§ Exercise goal: From the data, return each line holding the word "operated".

----- Available data -----

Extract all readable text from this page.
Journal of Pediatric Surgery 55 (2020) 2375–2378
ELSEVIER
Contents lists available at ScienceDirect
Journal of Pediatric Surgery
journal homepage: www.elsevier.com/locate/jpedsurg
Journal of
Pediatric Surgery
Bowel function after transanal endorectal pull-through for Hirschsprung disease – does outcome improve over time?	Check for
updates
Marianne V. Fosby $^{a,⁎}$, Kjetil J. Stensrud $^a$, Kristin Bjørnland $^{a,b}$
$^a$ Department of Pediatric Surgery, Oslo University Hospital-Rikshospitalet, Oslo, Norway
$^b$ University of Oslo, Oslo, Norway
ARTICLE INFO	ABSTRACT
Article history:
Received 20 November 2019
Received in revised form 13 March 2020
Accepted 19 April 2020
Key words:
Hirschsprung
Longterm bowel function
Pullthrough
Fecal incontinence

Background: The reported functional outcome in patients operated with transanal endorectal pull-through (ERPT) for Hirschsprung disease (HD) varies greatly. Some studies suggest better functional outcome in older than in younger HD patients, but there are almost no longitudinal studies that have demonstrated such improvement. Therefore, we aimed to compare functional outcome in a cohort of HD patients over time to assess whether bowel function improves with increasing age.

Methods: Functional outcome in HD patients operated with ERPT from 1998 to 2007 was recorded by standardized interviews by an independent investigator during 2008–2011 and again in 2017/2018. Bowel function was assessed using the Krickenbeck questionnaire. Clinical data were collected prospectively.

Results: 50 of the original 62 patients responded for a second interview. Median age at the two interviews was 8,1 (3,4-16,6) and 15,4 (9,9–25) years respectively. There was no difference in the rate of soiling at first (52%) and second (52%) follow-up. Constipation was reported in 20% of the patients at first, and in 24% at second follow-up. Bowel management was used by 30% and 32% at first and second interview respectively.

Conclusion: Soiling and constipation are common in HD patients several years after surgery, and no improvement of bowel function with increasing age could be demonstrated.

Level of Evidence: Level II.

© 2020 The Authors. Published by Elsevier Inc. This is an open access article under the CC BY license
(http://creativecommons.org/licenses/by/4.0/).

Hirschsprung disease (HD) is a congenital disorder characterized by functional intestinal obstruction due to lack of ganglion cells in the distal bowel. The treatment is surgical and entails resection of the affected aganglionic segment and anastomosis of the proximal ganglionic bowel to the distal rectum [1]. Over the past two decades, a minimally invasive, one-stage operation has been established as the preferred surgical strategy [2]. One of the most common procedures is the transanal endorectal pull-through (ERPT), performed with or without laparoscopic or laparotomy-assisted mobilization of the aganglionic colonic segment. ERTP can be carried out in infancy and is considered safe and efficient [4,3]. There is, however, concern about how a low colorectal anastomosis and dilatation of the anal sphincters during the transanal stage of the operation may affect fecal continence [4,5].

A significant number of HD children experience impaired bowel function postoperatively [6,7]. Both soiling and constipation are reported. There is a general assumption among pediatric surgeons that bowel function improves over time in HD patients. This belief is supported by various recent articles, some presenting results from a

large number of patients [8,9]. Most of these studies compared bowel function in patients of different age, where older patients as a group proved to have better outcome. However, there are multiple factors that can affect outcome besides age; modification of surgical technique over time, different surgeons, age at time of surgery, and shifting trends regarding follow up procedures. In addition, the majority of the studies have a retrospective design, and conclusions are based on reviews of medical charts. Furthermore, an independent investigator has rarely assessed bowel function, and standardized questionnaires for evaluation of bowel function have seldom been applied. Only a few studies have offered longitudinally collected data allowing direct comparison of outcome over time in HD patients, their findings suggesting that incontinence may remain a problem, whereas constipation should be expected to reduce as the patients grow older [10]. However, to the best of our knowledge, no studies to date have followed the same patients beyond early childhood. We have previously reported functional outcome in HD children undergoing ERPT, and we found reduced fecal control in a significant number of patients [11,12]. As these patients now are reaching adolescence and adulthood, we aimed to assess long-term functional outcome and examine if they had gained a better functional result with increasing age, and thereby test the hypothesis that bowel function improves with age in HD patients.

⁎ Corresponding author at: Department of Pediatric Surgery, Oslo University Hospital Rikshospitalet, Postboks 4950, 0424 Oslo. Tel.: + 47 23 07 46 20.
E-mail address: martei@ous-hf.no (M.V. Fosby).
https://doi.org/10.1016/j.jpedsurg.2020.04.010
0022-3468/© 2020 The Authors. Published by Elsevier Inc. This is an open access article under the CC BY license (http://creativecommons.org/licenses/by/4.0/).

-----

§ Solution:
Background: The reported functional outcome in patients operated with transanal endorectal pull-through (ERPT) for Hirschsprung disease (HD) varies greatly. Some studies suggest better functional outcome in older than in younger HD patients, but there are almost no longitudinal studies that have demonstrated such improvement. Therefore, we aimed to compare functional outcome in a cohort of HD patients over time to assess whether bowel function improves with increasing age.
Methods: Functional outcome in HD patients operated with ERPT from 1998 to 2007 was recorded by standardized interviews by an independent investigator during 2008–2011 and again in 2017/2018. Bowel function was assessed using the Krickenbeck questionnaire. Clinical data were collected prospectively.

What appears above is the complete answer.